Instructions for the task.
Check every line of the data below for the string "мест", and copy the ones that hold it.

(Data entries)
** Begin **

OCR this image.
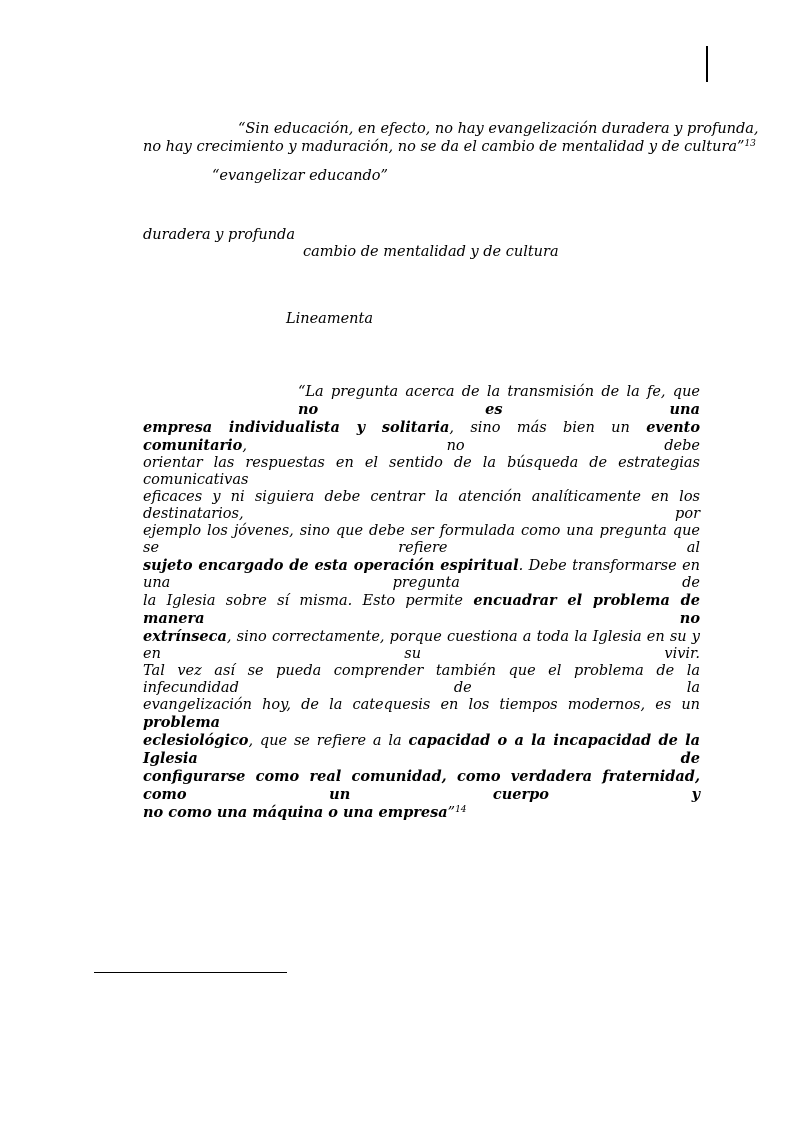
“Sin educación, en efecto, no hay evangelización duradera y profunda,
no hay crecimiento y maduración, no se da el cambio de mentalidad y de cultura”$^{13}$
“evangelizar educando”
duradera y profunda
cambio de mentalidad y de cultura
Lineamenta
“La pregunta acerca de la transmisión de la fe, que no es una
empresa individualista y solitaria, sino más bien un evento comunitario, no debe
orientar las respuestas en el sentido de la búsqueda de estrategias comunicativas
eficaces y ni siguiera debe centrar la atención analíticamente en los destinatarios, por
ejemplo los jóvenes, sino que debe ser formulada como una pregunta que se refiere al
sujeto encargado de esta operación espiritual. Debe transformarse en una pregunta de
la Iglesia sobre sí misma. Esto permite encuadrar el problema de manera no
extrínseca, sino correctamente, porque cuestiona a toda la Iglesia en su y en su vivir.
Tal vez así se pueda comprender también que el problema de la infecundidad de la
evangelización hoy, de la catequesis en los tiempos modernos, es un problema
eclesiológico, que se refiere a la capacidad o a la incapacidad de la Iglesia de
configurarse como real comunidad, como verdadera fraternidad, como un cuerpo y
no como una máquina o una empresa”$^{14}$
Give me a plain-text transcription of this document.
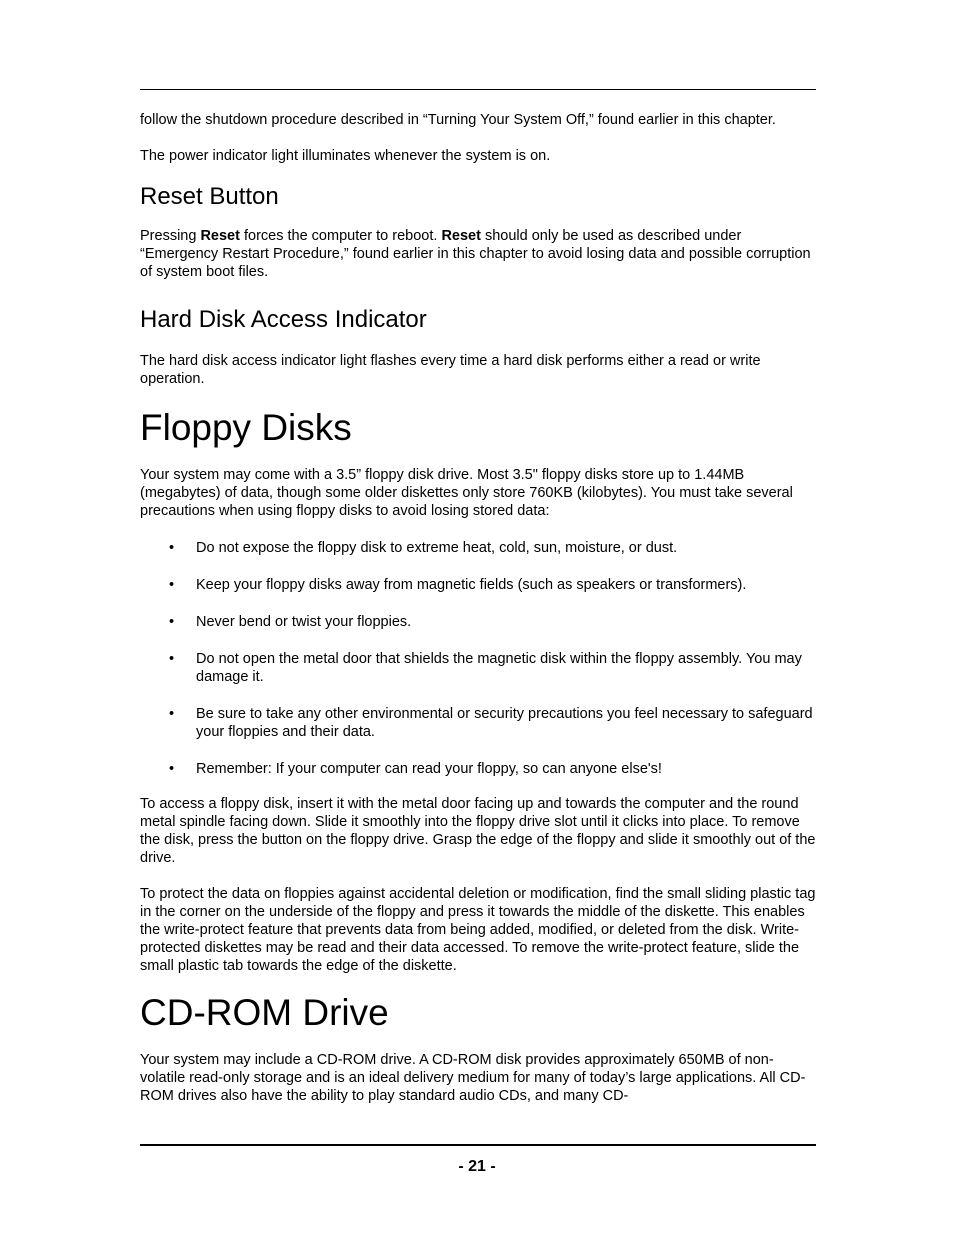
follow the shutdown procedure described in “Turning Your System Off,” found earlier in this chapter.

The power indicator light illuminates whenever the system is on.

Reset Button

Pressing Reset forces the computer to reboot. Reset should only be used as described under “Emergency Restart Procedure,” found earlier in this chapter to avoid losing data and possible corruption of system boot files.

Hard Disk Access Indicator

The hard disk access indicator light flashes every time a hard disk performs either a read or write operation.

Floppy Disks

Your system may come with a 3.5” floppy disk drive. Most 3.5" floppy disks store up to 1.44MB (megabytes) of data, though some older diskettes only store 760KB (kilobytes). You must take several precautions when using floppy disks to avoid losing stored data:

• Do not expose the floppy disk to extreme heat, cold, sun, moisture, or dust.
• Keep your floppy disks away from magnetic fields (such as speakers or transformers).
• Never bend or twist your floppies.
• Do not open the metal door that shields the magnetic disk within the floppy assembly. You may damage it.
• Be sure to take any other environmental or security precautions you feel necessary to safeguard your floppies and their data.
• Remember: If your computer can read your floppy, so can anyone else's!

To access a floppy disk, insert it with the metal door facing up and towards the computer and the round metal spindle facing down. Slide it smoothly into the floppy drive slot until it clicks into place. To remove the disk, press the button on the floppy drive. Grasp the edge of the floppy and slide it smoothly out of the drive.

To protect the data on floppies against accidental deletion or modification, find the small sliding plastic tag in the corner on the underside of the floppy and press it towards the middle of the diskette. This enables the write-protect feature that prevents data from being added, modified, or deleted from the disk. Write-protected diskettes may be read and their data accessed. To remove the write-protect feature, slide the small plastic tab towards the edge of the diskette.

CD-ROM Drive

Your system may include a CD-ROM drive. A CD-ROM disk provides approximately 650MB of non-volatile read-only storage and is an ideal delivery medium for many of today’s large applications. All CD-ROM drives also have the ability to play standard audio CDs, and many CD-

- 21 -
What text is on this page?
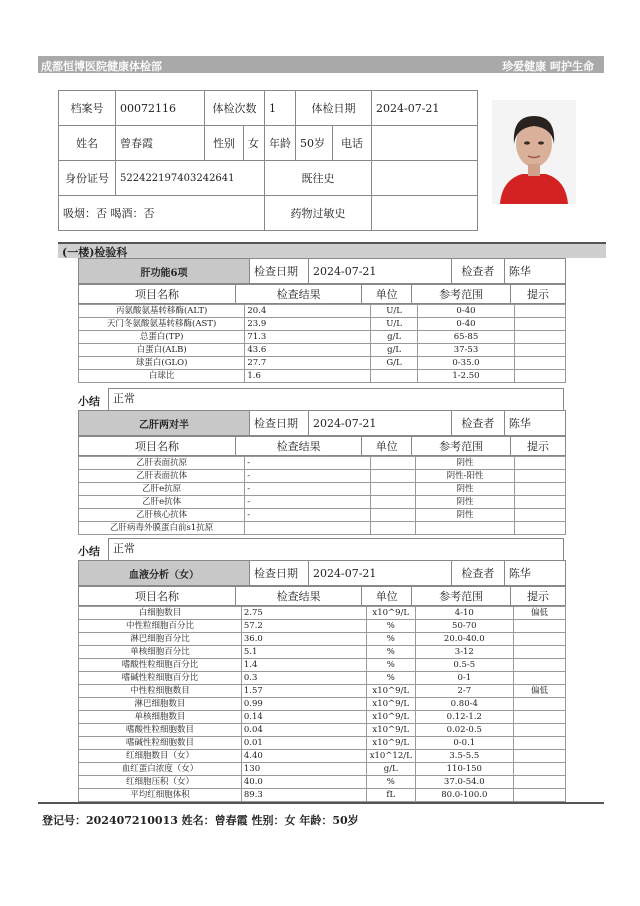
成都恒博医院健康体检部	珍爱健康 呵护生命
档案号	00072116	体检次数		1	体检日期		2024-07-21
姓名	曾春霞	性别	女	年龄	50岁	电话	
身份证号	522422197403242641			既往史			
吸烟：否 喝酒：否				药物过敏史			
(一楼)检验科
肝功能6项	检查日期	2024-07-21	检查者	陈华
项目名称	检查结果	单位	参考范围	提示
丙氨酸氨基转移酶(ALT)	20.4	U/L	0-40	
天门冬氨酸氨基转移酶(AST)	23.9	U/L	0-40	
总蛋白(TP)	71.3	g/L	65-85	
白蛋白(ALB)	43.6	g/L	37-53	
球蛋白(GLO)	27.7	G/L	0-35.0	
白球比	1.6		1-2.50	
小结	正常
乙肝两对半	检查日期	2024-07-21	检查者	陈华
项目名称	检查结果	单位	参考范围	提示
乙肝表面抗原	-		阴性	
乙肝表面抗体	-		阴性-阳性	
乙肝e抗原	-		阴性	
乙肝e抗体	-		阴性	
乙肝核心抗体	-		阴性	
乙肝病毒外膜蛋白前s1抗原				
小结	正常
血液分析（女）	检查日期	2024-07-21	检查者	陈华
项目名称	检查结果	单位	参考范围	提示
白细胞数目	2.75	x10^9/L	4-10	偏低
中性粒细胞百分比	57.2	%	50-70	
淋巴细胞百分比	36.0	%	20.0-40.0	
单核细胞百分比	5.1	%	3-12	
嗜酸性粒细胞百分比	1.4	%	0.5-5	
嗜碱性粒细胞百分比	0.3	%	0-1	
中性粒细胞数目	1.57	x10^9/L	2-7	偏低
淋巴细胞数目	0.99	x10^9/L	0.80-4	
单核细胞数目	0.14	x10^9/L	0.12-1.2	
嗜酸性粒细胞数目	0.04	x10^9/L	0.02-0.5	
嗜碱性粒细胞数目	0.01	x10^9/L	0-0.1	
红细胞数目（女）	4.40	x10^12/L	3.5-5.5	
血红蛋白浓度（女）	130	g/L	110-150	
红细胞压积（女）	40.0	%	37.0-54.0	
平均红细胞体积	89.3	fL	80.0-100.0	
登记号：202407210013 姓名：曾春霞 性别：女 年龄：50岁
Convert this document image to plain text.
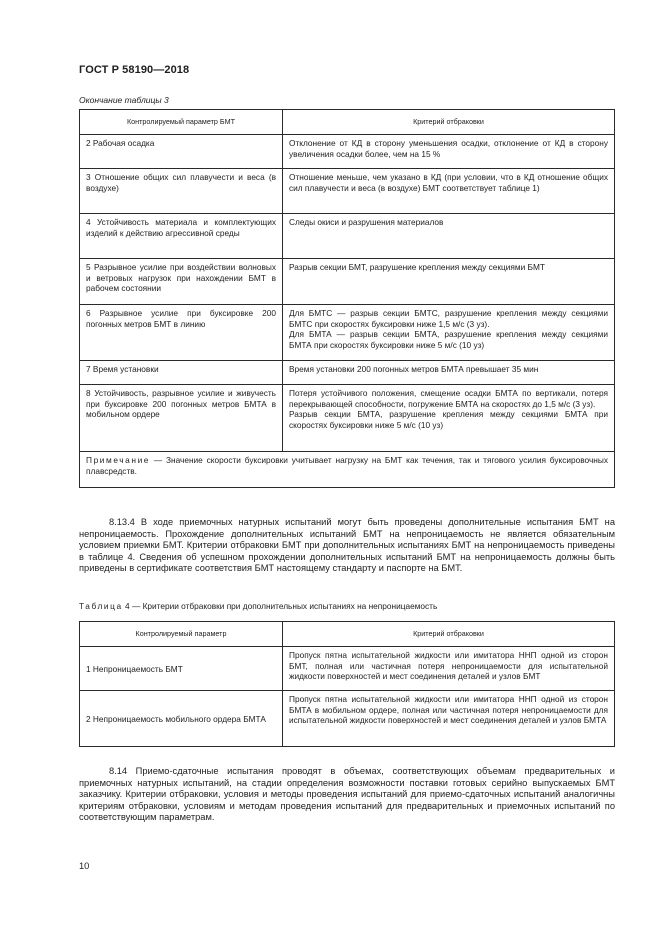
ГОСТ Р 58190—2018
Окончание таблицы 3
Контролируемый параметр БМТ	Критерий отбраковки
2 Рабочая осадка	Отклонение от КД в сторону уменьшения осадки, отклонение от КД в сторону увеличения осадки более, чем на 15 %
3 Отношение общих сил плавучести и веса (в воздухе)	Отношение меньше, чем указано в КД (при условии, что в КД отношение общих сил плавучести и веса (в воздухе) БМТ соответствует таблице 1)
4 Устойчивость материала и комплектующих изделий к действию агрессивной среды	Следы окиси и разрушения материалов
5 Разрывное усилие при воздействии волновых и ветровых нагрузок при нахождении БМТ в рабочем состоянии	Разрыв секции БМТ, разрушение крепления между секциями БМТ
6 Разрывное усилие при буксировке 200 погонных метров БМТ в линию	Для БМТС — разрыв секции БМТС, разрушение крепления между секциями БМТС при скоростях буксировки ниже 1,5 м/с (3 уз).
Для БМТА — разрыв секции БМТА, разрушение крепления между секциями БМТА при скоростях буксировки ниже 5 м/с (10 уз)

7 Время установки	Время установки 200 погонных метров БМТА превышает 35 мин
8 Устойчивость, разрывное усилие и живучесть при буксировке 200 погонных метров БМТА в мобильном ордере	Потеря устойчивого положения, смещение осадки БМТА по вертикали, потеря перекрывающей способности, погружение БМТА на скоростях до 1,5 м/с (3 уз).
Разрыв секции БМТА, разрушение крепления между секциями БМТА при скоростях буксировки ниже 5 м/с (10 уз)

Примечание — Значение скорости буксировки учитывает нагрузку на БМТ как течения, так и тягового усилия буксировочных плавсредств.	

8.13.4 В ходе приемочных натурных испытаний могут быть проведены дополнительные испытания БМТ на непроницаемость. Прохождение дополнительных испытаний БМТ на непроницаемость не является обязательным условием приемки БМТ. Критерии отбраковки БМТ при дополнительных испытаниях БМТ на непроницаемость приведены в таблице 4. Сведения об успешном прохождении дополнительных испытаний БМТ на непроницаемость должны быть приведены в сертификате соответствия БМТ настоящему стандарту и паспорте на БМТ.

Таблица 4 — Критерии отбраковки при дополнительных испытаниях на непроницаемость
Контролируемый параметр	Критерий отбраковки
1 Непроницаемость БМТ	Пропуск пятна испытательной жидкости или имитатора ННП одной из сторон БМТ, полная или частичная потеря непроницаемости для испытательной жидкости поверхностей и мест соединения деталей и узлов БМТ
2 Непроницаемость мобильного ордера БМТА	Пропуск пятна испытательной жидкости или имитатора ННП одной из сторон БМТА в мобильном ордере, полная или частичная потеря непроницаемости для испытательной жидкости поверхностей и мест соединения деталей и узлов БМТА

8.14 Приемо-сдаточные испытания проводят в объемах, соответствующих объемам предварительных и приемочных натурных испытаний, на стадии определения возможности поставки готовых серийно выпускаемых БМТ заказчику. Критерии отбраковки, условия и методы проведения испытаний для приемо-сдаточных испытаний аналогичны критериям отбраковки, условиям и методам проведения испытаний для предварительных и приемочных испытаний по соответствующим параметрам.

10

** End **

Expected answer.
1 Непроницаемость БМТ	Пропуск пятна испытательной жидкости или имитатора ННП одной из сторон БМТ, полная или частичная потеря непроницаемости для испытательной жидкости поверхностей и мест соединения деталей и узлов БМТ
2 Непроницаемость мобильного ордера БМТА	Пропуск пятна испытательной жидкости или имитатора ННП одной из сторон БМТА в мобильном ордере, полная или частичная потеря непроницаемости для испытательной жидкости поверхностей и мест соединения деталей и узлов БМТА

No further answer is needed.